* **Activity**
All of the data that follows should be written out exactly.

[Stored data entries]
※ ※ ※

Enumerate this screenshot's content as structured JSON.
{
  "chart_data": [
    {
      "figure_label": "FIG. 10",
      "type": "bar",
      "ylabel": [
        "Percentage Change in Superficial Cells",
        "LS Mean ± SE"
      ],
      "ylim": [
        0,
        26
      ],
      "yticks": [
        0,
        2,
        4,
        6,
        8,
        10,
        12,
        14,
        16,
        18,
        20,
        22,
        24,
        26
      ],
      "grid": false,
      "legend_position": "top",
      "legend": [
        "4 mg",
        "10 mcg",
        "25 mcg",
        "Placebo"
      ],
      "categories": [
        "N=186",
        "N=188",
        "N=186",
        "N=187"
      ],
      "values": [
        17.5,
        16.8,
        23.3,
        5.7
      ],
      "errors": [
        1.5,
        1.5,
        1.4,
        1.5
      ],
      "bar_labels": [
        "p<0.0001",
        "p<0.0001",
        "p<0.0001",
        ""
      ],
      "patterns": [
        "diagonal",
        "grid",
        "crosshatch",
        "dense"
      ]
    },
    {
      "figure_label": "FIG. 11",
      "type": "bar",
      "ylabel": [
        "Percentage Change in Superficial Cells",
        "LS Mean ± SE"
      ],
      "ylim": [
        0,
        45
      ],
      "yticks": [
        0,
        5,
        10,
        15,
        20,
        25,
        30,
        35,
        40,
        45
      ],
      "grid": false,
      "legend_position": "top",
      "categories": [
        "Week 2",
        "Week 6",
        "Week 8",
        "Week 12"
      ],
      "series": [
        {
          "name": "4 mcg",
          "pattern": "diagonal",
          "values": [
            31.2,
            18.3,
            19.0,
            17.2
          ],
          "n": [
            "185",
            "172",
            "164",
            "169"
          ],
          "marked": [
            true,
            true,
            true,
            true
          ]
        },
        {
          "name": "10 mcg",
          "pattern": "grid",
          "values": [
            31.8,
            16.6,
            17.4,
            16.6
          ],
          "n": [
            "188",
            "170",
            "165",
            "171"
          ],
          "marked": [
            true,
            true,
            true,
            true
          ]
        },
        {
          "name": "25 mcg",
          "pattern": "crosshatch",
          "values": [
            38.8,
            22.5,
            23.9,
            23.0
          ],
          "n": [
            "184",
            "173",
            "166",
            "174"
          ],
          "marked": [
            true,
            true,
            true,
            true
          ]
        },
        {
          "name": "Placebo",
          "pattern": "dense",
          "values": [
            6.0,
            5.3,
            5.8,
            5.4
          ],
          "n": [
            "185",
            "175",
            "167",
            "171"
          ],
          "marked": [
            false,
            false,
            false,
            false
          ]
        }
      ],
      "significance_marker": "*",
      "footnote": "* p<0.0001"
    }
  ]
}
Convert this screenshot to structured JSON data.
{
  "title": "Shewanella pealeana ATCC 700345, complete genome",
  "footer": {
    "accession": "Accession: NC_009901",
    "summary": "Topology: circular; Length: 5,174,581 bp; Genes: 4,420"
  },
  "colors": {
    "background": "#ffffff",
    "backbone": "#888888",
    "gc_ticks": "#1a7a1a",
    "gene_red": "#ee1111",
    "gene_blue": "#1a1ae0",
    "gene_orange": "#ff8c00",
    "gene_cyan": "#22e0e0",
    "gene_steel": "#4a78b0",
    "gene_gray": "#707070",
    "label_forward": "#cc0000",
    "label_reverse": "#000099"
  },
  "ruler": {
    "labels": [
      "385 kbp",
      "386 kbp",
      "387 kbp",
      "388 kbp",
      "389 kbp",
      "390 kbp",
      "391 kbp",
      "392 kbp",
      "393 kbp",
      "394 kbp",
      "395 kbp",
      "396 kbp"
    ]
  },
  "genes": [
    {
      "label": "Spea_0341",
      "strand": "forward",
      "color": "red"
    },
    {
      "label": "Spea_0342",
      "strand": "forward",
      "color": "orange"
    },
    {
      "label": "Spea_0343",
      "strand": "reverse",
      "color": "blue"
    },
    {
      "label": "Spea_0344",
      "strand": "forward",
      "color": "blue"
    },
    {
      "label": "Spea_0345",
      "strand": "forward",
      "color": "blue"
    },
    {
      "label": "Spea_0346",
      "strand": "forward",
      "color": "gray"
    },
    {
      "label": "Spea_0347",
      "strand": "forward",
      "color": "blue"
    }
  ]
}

※ ※ ※

* **Expected output**
Enumerate this screenshot's content as structured JSON.
{
  "chart_data": [
    {
      "figure_label": "FIG. 10",
      "type": "bar",
      "ylabel": [
        "Percentage Change in Superficial Cells",
        "LS Mean ± SE"
      ],
      "ylim": [
        0,
        26
      ],
      "yticks": [
        0,
        2,
        4,
        6,
        8,
        10,
        12,
        14,
        16,
        18,
        20,
        22,
        24,
        26
      ],
      "grid": false,
      "legend_position": "top",
      "legend": [
        "4 mg",
        "10 mcg",
        "25 mcg",
        "Placebo"
      ],
      "categories": [
        "N=186",
        "N=188",
        "N=186",
        "N=187"
      ],
      "values": [
        17.5,
        16.8,
        23.3,
        5.7
      ],
      "errors": [
        1.5,
        1.5,
        1.4,
        1.5
      ],
      "bar_labels": [
        "p<0.0001",
        "p<0.0001",
        "p<0.0001",
        ""
      ],
      "patterns": [
        "diagonal",
        "grid",
        "crosshatch",
        "dense"
      ]
    },
    {
      "figure_label": "FIG. 11",
      "type": "bar",
      "ylabel": [
        "Percentage Change in Superficial Cells",
        "LS Mean ± SE"
      ],
      "ylim": [
        0,
        45
      ],
      "yticks": [
        0,
        5,
        10,
        15,
        20,
        25,
        30,
        35,
        40,
        45
      ],
      "grid": false,
      "legend_position": "top",
      "categories": [
        "Week 2",
        "Week 6",
        "Week 8",
        "Week 12"
      ],
      "series": [
        {
          "name": "4 mcg",
          "pattern": "diagonal",
          "values": [
            31.2,
            18.3,
            19.0,
            17.2
          ],
          "n": [
            "185",
            "172",
            "164",
            "169"
          ],
          "marked": [
            true,
            true,
            true,
            true
          ]
        },
        {
          "name": "10 mcg",
          "pattern": "grid",
          "values": [
            31.8,
            16.6,
            17.4,
            16.6
          ],
          "n": [
            "188",
            "170",
            "165",
            "171"
          ],
          "marked": [
            true,
            true,
            true,
            true
          ]
        },
        {
          "name": "25 mcg",
          "pattern": "crosshatch",
          "values": [
            38.8,
            22.5,
            23.9,
            23.0
          ],
          "n": [
            "184",
            "173",
            "166",
            "174"
          ],
          "marked": [
            true,
            true,
            true,
            true
          ]
        },
        {
          "name": "Placebo",
          "pattern": "dense",
          "values": [
            6.0,
            5.3,
            5.8,
            5.4
          ],
          "n": [
            "185",
            "175",
            "167",
            "171"
          ],
          "marked": [
            false,
            false,
            false,
            false
          ]
        }
      ],
      "significance_marker": "*",
      "footnote": "* p<0.0001"
    }
  ]
}
Convert this screenshot to structured JSON data.
{
  "title": "Shewanella pealeana ATCC 700345, complete genome",
  "footer": {
    "accession": "Accession: NC_009901",
    "summary": "Topology: circular; Length: 5,174,581 bp; Genes: 4,420"
  },
  "colors": {
    "background": "#ffffff",
    "backbone": "#888888",
    "gc_ticks": "#1a7a1a",
    "gene_red": "#ee1111",
    "gene_blue": "#1a1ae0",
    "gene_orange": "#ff8c00",
    "gene_cyan": "#22e0e0",
    "gene_steel": "#4a78b0",
    "gene_gray": "#707070",
    "label_forward": "#cc0000",
    "label_reverse": "#000099"
  },
  "ruler": {
    "labels": [
      "385 kbp",
      "386 kbp",
      "387 kbp",
      "388 kbp",
      "389 kbp",
      "390 kbp",
      "391 kbp",
      "392 kbp",
      "393 kbp",
      "394 kbp",
      "395 kbp",
      "396 kbp"
    ]
  },
  "genes": [
    {
      "label": "Spea_0341",
      "strand": "forward",
      "color": "red"
    },
    {
      "label": "Spea_0342",
      "strand": "forward",
      "color": "orange"
    },
    {
      "label": "Spea_0343",
      "strand": "reverse",
      "color": "blue"
    },
    {
      "label": "Spea_0344",
      "strand": "forward",
      "color": "blue"
    },
    {
      "label": "Spea_0345",
      "strand": "forward",
      "color": "blue"
    },
    {
      "label": "Spea_0346",
      "strand": "forward",
      "color": "gray"
    },
    {
      "label": "Spea_0347",
      "strand": "forward",
      "color": "blue"
    }
  ]
}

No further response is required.